Reproduce every item below verbatim, leaving out the pictures.
● ● ●
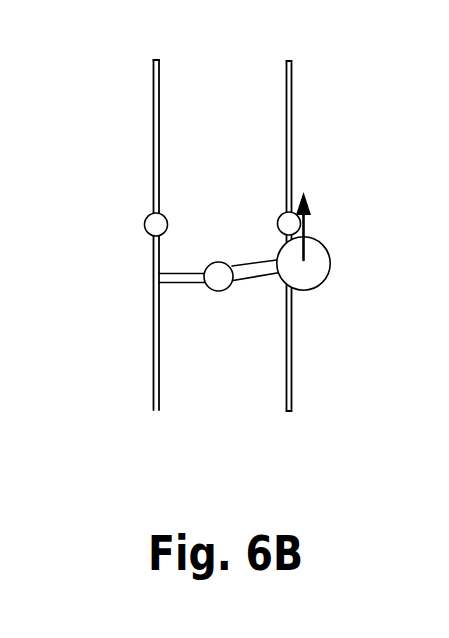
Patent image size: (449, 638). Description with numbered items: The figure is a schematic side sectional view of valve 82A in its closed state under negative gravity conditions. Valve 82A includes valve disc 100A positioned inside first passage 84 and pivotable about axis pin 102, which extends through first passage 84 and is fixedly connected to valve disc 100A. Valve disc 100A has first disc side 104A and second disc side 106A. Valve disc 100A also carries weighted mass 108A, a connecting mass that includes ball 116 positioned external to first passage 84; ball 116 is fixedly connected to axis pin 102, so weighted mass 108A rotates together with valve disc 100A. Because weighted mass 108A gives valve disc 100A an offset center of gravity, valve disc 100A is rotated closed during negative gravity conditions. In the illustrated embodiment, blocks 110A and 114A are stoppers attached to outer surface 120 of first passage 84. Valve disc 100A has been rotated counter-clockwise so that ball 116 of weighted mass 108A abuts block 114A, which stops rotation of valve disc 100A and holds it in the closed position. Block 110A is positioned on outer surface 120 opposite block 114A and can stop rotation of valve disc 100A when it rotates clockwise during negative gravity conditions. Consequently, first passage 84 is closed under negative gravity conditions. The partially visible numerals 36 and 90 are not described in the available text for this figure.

The bag mounting assembly 36 is at (9, 149).
The valve 82A is at (136, 287).
The first passage 84 is at (135, 119).
The upper end of first arm 90 is at (157, 60).
The valve disc 100A is at (274, 302).
The axis pin 102 is at (219, 292).
The first disc side 104A is at (183, 285).
The second disc side 106A is at (258, 280).
The weighted mass 108A is at (338, 296).
The block 110A is at (147, 216).
The block 114A is at (280, 214).
The ball 116 is at (330, 252).
The outer surface 120 is at (292, 97).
● ● ●
= Answer below =
Patent image size: (449, 638). Description with numbered items: The figure is a schematic side sectional view of valve 82A in its closed state under negative gravity conditions. Valve 82A includes valve disc 100A positioned inside first passage 84 and pivotable about axis pin 102, which extends through first passage 84 and is fixedly connected to valve disc 100A. Valve disc 100A has first disc side 104A and second disc side 106A. Valve disc 100A also carries weighted mass 108A, a connecting mass that includes ball 116 positioned external to first passage 84; ball 116 is fixedly connected to axis pin 102, so weighted mass 108A rotates together with valve disc 100A. Because weighted mass 108A gives valve disc 100A an offset center of gravity, valve disc 100A is rotated closed during negative gravity conditions. In the illustrated embodiment, blocks 110A and 114A are stoppers attached to outer surface 120 of first passage 84. Valve disc 100A has been rotated counter-clockwise so that ball 116 of weighted mass 108A abuts block 114A, which stops rotation of valve disc 100A and holds it in the closed position. Block 110A is positioned on outer surface 120 opposite block 114A and can stop rotation of valve disc 100A when it rotates clockwise during negative gravity conditions. Consequently, first passage 84 is closed under negative gravity conditions. The partially visible numerals 36 and 90 are not described in the available text for this figure.

The bag mounting assembly 36 is at (9, 149).
The valve 82A is at (136, 287).
The first passage 84 is at (135, 119).
The upper end of first arm 90 is at (157, 60).
The valve disc 100A is at (274, 302).
The axis pin 102 is at (219, 292).
The first disc side 104A is at (183, 285).
The second disc side 106A is at (258, 280).
The weighted mass 108A is at (338, 296).
The block 110A is at (147, 216).
The block 114A is at (280, 214).
The ball 116 is at (330, 252).
The outer surface 120 is at (292, 97).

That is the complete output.